- _Task goal_:
Read the records below and copy each line that contains "name".

start

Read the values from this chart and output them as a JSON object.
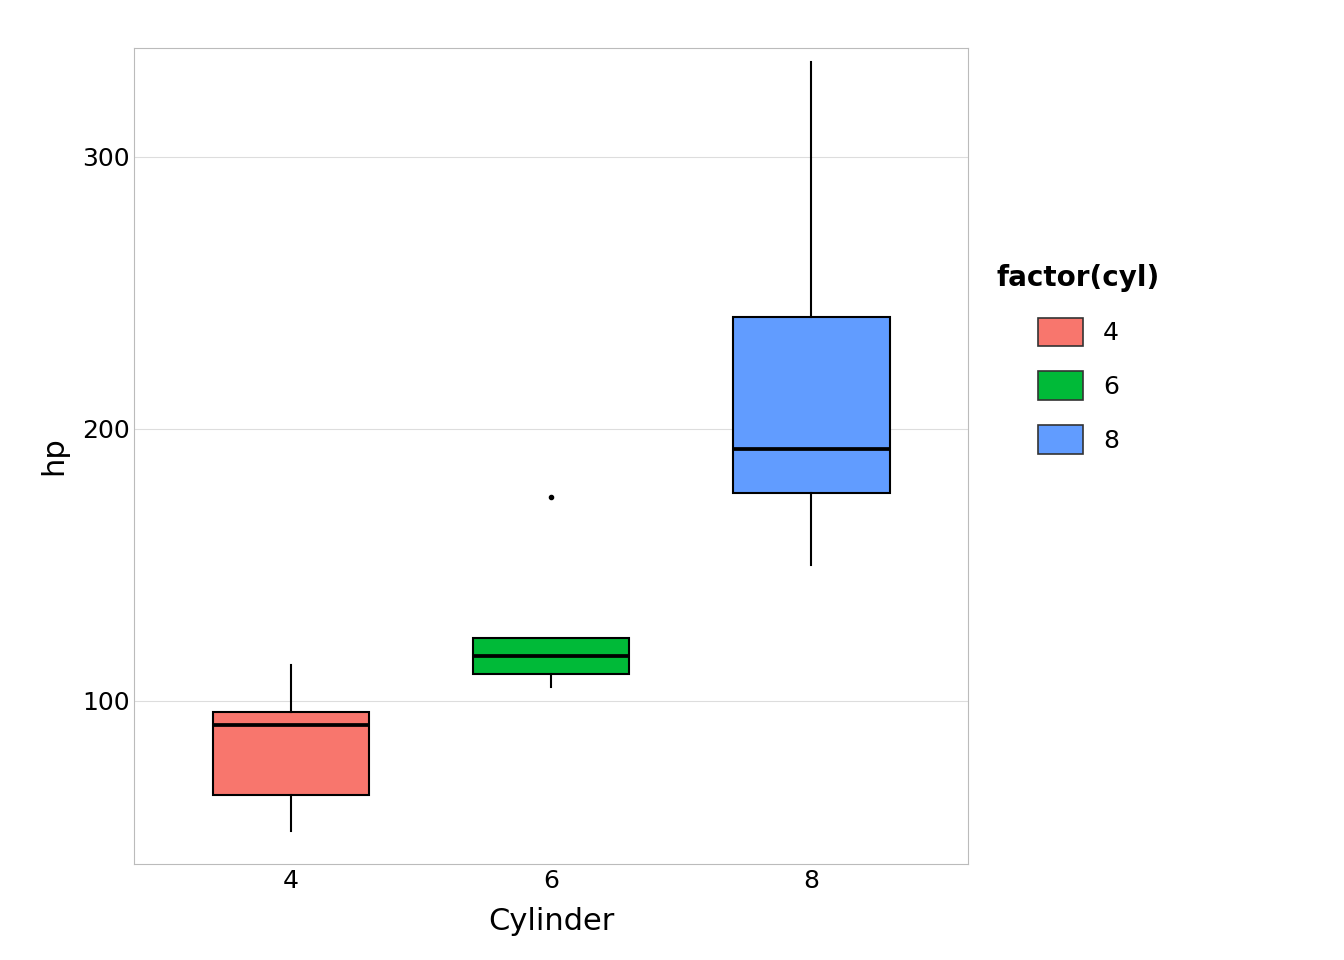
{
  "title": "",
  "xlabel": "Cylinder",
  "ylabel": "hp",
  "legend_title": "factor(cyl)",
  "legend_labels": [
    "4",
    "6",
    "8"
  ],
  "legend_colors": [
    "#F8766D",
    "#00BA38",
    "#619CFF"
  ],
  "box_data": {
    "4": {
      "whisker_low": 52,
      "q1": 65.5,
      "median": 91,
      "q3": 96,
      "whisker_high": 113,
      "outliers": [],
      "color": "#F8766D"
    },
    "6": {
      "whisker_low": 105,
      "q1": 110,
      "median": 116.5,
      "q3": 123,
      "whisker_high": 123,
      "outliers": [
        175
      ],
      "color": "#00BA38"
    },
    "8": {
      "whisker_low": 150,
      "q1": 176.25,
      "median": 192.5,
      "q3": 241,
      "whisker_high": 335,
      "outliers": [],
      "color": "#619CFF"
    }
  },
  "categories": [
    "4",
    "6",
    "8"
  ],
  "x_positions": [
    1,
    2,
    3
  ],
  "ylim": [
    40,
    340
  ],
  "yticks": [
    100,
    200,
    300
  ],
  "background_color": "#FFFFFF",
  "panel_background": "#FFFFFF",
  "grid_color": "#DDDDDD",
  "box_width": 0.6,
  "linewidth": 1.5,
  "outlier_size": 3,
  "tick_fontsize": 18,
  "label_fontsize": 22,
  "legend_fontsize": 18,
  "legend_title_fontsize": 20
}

end
start

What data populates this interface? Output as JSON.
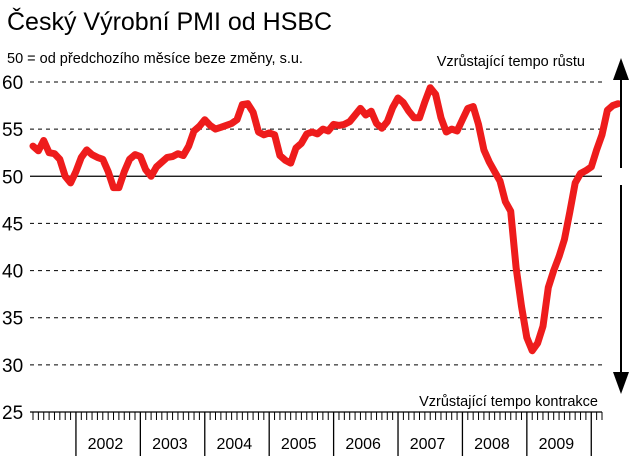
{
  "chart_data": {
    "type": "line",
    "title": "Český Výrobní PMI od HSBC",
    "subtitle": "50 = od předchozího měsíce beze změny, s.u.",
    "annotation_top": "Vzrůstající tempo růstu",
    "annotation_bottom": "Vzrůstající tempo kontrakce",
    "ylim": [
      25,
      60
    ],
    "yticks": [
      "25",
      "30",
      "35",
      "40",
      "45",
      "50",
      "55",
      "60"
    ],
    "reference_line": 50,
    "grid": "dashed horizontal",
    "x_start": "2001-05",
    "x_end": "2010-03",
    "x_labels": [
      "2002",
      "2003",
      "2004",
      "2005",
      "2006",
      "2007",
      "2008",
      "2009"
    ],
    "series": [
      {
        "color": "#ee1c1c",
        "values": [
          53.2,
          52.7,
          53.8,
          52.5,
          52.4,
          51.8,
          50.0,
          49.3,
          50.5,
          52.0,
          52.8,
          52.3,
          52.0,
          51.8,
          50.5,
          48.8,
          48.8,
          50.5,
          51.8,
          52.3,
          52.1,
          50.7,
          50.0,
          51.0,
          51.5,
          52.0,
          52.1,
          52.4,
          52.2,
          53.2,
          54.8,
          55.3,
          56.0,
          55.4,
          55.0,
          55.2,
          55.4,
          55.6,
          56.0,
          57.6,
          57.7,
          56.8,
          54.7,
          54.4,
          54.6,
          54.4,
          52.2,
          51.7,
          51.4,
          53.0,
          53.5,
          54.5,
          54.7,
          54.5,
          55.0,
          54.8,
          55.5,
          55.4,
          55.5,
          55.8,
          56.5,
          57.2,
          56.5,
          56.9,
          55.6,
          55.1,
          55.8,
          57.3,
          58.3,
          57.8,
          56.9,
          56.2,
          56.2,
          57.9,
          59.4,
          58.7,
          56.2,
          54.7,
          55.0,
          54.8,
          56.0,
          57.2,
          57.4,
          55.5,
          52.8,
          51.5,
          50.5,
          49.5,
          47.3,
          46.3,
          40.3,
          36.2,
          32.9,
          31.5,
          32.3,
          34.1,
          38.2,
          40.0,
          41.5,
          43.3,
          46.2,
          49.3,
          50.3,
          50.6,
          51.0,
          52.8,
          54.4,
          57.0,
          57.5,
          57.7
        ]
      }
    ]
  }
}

end
start

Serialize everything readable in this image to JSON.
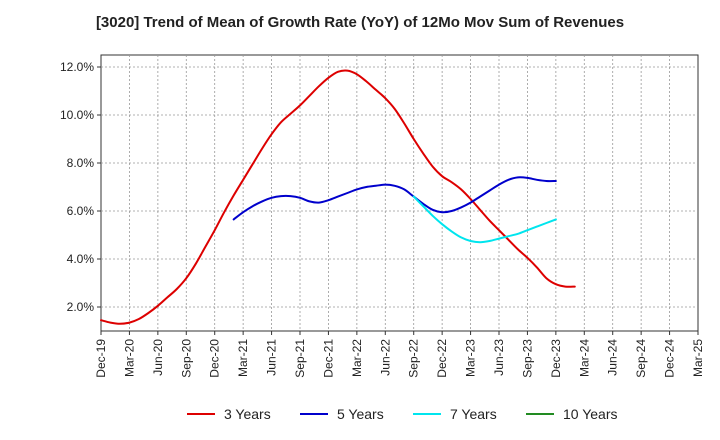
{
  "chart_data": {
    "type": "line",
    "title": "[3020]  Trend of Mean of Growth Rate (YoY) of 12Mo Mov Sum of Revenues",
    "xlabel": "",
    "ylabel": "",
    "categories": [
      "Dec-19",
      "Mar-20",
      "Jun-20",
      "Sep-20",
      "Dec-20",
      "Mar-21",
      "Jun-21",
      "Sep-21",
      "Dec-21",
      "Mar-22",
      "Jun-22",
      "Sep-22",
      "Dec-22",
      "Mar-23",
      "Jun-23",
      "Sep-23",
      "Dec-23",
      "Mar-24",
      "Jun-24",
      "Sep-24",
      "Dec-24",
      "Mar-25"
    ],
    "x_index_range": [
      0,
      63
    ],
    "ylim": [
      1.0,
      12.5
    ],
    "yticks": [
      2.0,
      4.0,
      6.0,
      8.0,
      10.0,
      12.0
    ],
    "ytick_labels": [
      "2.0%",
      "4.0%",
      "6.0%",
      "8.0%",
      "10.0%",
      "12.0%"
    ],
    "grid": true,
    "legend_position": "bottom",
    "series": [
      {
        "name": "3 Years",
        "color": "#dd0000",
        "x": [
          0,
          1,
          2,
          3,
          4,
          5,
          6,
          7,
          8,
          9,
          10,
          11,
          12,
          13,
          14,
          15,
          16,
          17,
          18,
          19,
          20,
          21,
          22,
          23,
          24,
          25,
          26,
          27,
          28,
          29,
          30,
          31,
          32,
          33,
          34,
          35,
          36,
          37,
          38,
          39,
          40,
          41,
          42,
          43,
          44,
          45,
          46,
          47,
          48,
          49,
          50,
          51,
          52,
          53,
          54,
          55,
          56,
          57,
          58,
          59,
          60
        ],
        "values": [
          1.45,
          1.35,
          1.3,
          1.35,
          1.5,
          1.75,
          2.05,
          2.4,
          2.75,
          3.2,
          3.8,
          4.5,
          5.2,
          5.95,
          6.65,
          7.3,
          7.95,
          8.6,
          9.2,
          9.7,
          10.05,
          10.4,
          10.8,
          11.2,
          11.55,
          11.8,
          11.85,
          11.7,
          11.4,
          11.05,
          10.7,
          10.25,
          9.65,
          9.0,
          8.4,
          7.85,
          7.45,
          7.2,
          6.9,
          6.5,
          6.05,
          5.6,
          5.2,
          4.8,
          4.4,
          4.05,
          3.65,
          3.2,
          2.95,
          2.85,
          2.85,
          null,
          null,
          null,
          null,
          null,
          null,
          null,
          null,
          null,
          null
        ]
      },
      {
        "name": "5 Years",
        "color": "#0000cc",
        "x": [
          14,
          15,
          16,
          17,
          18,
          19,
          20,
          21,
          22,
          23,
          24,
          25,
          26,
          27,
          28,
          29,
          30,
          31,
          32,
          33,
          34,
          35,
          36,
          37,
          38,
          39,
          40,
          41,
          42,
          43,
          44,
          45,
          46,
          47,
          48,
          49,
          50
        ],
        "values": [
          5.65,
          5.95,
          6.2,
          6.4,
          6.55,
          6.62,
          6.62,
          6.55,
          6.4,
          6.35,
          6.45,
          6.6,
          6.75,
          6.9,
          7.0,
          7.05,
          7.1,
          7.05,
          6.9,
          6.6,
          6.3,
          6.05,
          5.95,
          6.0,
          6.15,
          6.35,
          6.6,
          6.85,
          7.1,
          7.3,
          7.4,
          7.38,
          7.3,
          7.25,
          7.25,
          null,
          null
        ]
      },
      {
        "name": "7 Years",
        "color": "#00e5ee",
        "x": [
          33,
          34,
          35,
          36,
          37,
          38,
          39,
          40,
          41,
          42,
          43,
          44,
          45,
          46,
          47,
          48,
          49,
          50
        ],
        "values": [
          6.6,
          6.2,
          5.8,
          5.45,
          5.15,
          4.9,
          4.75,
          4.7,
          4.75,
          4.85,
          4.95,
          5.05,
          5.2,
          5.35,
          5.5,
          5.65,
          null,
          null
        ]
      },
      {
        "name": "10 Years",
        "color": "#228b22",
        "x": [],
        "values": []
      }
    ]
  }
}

end

- _Task output_:
        "name": "3 Years",
        "name": "5 Years",
        "name": "7 Years",
        "name": "10 Years",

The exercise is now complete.